### Direction 1
Edit the records starting with the line with "x-tick-label: 23/12 xyxy=(177,341,210,356)" and going on through the line with "x-tick-label: 25/03 xyxy=(432,341,465,356)": change "x-tick-label" to "x-axis-label" and leave everything else as it is. Give back only those lines.

### Extract
....
The significance of the roll center can only be appreciated when the vehicle's center of mass is also considered. If there is a difference between the position of the center of mass and the roll center a moment arm is created. When the vehicle experiences angular acceleration due to cornering, the size of the moment arm, combined with the stiffness of the springs and anti-roll bars (anti-sway bars in some parts of the world), dictates how much the vehicle will roll.

The second part is perfectly clear, but I'm having trouble with the first part. Generally, wouldn't the Roll Center simply be the center of mass of the sprung mass? Any force that doesn't pass through it would have a moment about the COM, resulting in a tendency to roll right?

The book also says
The roll center can also be thought of as the point on the body at which a lateral force application will produce no roll angle, and it is the point around which the axle rolls when subjected to a pure roll moment.

Now where is the axle coming into the picture now? I thought the RC is a property of the sprung mass? And also, the roll center seems to be really close to the ground in diagrams, like, completely away from the body.
 
  • #5
@ranger_mike

I tried reading it, but it seems really complicated, was unable to follow it, as I haven't done any courses on vehicle dynamics/suspensions, everything seems new to me. Isn't there a simpler explanation?
 
  • #6
Let's look at a really simple suspension. In the next picture, you can see that the tractor has a simple solid axle for the front wheels. There are no springs, the axle is just rotating about the pin at the center (There is no suspension at all for the rear axle).

The pin is the roll center of the front axle. In this particular (really simple) suspension, no matter how the «sprung» mass (the tractor frame) is positioned with respect to the «unsprung» mass (the front axle), the roll center position is always clearly known.
....
### Record excerpts

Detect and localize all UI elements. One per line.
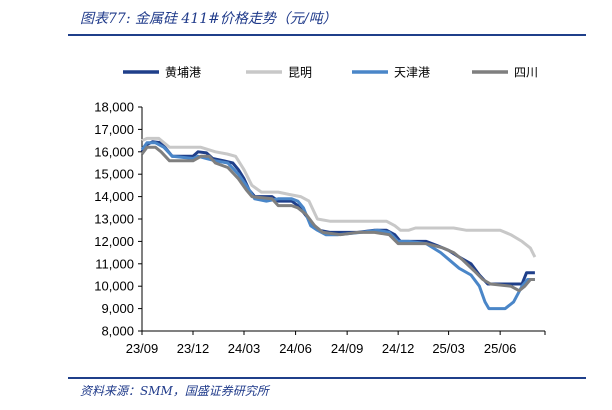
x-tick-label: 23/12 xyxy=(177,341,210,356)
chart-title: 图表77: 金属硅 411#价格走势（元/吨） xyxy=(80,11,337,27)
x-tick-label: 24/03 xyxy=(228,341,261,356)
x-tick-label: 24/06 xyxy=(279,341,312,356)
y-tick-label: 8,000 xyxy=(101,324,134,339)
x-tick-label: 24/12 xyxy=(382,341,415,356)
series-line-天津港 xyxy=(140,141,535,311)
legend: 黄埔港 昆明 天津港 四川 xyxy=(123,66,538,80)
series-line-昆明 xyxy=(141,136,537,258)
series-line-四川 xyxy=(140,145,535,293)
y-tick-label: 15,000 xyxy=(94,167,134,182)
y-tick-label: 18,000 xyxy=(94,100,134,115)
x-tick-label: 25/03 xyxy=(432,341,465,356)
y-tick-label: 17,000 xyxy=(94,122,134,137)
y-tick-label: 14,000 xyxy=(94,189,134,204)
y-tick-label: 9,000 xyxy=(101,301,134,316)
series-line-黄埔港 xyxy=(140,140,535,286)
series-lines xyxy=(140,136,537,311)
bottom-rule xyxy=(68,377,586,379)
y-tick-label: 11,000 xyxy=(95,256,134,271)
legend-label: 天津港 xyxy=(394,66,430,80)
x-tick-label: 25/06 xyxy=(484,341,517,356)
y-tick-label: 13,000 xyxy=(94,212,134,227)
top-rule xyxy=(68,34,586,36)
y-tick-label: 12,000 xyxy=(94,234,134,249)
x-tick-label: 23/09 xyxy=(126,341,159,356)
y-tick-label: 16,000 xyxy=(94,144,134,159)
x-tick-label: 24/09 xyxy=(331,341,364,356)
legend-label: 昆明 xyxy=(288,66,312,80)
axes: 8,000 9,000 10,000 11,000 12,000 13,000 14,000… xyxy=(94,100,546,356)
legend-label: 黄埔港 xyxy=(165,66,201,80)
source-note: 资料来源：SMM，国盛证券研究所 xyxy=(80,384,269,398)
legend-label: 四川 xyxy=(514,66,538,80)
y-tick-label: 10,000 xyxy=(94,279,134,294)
....
### Direction 2
Return the passage of the roll center discussion starting with "I tried reading" and going on through "a simpler explanation?", copied word for word.

### Correct response 1
x-axis-label: 23/12 xyxy=(177,341,210,356)
chart-title: 图表77: 金属硅 411#价格走势（元/吨） xyxy=(80,11,337,27)
x-axis-label: 24/03 xyxy=(228,341,261,356)
x-axis-label: 24/06 xyxy=(279,341,312,356)
y-tick-label: 8,000 xyxy=(101,324,134,339)
x-axis-label: 24/12 xyxy=(382,341,415,356)
series-line-天津港 xyxy=(140,141,535,311)
legend: 黄埔港 昆明 天津港 四川 xyxy=(123,66,538,80)
series-line-昆明 xyxy=(141,136,537,258)
series-line-四川 xyxy=(140,145,535,293)
y-tick-label: 15,000 xyxy=(94,167,134,182)
y-tick-label: 18,000 xyxy=(94,100,134,115)
x-axis-label: 25/03 xyxy=(432,341,465,356)

### Correct response 2
I tried reading it, but it seems really complicated, was unable to follow it, as I haven't done any courses on vehicle dynamics/suspensions, everything seems new to me. Isn't there a simpler explanation?